Exercise description: Copy out each line of the data that holds the word "values".

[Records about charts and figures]
-- BEGIN --
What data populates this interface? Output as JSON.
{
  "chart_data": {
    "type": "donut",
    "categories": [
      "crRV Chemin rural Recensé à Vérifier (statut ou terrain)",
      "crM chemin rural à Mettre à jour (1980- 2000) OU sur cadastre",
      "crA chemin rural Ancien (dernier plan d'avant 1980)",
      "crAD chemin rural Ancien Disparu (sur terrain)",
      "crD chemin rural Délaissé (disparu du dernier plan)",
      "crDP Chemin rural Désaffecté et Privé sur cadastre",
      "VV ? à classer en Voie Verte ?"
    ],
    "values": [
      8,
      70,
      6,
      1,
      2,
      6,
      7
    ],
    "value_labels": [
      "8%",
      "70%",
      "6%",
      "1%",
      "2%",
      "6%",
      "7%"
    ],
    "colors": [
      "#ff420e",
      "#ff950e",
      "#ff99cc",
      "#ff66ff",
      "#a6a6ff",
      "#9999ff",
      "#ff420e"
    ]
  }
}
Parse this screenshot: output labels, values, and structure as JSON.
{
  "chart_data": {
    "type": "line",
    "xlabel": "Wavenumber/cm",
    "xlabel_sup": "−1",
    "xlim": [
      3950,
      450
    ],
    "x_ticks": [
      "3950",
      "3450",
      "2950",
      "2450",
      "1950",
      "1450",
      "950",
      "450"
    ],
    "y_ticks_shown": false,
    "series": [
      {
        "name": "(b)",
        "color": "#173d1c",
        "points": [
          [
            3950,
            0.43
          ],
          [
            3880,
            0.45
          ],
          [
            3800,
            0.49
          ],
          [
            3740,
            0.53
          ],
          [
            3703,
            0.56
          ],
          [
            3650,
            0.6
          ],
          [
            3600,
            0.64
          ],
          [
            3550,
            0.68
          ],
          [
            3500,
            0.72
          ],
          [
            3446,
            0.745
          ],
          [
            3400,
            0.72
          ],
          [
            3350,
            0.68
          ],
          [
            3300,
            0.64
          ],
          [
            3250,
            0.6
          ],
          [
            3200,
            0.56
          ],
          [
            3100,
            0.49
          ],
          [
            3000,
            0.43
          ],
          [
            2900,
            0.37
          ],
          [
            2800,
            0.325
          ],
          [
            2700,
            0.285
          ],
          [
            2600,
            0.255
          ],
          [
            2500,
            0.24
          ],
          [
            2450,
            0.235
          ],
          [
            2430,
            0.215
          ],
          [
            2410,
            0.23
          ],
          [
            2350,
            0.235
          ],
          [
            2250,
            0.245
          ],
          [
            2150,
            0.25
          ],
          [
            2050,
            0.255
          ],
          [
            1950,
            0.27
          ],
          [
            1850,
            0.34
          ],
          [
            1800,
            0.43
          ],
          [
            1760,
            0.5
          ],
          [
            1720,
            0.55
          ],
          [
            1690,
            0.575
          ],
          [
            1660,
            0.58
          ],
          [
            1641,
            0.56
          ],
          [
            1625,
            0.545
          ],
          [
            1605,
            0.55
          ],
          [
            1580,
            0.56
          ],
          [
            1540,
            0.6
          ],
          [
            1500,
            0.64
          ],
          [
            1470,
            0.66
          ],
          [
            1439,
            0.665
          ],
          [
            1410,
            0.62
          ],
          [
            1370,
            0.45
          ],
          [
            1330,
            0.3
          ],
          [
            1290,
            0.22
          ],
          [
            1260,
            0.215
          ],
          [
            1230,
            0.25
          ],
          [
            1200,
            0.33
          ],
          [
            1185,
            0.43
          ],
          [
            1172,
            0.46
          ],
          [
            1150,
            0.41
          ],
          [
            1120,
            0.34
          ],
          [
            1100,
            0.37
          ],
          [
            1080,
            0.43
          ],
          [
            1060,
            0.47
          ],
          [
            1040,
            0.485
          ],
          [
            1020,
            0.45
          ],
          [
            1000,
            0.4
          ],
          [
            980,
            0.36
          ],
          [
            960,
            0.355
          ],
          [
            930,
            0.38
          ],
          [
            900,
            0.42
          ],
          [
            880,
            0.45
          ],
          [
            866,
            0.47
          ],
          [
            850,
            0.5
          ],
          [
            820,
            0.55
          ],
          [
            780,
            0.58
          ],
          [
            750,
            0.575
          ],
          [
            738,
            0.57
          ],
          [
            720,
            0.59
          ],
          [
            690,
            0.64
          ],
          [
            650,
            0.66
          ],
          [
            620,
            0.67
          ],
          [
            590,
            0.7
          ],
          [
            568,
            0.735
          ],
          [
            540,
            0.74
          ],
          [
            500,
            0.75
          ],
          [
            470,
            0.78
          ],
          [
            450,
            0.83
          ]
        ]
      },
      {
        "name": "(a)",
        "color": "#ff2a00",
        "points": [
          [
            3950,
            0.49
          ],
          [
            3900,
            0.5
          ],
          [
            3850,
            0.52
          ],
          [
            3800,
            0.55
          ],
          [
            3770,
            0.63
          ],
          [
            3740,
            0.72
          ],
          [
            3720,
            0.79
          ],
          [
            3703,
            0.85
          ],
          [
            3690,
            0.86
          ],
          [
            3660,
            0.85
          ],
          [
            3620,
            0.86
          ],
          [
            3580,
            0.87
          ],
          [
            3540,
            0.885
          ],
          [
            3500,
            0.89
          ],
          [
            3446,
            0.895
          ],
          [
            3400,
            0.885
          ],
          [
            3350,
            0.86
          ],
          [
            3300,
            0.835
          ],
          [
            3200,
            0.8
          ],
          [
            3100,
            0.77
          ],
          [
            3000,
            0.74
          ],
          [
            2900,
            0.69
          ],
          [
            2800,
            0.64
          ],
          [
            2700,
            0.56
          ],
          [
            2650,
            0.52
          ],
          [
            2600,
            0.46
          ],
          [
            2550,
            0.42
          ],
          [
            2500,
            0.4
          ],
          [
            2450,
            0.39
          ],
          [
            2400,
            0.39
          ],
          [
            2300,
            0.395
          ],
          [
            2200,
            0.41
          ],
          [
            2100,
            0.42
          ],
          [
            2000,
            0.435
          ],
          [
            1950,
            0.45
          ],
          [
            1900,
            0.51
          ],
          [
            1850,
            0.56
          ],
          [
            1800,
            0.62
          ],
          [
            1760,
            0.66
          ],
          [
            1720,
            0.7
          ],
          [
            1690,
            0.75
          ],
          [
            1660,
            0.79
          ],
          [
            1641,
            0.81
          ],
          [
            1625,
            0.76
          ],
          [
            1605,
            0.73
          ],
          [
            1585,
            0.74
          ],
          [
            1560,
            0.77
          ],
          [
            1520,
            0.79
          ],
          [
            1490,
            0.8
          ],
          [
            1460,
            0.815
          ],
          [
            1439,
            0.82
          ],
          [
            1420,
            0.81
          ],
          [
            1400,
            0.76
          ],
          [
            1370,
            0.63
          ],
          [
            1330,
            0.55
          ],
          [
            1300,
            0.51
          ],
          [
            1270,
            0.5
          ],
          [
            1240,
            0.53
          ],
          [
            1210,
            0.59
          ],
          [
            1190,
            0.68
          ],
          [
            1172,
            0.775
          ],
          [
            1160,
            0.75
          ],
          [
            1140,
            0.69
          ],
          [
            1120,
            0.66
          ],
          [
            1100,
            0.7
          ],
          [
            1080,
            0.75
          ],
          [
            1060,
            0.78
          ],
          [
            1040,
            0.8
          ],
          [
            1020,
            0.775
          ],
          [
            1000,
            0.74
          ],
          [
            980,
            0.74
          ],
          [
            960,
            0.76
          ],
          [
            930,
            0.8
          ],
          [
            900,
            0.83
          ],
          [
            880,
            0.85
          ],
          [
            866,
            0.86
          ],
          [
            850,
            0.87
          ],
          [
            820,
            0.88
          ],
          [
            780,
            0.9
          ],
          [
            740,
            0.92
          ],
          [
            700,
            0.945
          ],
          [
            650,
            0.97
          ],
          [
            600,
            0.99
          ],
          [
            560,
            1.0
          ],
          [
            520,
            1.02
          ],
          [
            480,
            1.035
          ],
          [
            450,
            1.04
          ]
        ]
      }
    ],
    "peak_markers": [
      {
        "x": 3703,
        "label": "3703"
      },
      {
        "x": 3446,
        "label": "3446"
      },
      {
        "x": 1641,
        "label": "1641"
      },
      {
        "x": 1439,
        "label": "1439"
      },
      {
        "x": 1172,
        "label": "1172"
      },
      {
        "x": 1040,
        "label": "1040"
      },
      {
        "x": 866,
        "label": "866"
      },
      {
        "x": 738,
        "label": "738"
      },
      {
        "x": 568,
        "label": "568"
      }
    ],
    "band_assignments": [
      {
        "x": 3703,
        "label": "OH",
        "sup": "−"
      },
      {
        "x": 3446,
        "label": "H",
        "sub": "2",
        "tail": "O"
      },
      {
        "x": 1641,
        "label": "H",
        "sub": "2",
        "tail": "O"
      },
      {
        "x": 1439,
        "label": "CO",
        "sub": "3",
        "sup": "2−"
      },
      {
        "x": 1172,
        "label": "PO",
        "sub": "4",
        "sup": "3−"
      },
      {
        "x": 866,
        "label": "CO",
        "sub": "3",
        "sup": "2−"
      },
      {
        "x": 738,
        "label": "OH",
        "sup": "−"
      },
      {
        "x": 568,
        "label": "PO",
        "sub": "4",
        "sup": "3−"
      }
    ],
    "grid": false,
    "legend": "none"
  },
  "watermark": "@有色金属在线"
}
-- END --
Response to the task:
    "values": [
Parse this screenshot: output labels, values, and structure as JSON.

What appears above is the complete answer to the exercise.